-- START --

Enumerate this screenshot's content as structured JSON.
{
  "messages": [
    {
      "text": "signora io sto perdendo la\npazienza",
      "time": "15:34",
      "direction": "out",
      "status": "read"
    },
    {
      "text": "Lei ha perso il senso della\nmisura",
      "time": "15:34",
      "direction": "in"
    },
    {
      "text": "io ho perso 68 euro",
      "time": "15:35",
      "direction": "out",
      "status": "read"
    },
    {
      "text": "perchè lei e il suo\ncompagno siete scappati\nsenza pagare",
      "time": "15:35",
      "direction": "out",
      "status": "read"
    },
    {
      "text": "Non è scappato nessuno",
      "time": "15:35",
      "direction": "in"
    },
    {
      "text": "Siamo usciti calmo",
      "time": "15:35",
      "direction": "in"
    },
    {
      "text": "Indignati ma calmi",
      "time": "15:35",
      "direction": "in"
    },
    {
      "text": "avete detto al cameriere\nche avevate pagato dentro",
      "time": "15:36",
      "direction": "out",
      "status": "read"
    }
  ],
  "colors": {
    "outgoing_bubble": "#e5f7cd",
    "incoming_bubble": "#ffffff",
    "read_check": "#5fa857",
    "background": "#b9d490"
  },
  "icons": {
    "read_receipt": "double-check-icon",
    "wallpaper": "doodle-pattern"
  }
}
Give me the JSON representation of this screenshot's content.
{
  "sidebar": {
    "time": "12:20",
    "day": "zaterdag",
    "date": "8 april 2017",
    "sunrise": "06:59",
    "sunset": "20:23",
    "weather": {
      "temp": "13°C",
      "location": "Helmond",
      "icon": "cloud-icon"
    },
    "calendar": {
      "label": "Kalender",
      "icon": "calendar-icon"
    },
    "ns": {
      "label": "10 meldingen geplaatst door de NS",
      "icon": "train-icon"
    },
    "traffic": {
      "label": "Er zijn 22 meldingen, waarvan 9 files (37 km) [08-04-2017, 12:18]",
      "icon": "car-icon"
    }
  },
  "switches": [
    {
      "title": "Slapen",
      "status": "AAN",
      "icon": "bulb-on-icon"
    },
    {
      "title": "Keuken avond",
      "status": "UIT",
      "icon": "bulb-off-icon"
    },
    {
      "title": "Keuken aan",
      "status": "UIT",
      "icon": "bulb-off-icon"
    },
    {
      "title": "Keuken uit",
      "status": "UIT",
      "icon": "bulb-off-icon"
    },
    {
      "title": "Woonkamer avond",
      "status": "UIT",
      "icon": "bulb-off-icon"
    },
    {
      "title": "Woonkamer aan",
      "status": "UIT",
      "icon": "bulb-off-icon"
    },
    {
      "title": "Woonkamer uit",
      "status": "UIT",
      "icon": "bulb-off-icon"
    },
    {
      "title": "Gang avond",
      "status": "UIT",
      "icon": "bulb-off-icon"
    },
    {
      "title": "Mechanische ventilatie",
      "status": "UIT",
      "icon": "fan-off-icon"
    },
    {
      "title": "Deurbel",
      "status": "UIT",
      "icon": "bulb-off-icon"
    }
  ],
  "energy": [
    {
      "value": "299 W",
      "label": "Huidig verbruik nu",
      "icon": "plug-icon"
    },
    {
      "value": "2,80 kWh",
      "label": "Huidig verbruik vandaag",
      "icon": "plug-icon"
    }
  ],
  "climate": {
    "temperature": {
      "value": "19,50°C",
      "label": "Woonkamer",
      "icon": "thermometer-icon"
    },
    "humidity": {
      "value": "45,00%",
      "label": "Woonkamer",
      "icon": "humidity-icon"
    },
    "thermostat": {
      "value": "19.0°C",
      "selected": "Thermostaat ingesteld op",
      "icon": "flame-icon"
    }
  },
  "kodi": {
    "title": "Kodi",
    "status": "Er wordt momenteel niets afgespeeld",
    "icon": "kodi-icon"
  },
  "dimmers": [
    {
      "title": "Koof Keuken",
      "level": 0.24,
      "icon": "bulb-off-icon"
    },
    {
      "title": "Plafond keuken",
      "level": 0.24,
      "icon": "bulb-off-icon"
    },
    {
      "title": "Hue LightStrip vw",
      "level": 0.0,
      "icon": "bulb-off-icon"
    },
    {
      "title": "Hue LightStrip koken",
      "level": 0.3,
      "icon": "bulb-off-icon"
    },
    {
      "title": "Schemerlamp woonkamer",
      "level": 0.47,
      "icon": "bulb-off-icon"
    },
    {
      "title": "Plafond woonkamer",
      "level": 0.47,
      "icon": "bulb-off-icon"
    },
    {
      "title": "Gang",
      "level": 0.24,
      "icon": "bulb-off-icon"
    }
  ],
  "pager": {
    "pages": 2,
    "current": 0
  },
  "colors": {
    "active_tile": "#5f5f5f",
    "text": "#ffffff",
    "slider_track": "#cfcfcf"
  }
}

-- END --

▶ **Task**
A number is the only answer here: how many lines of the material above contain "Plafond"?

▶ **Complete answer**
2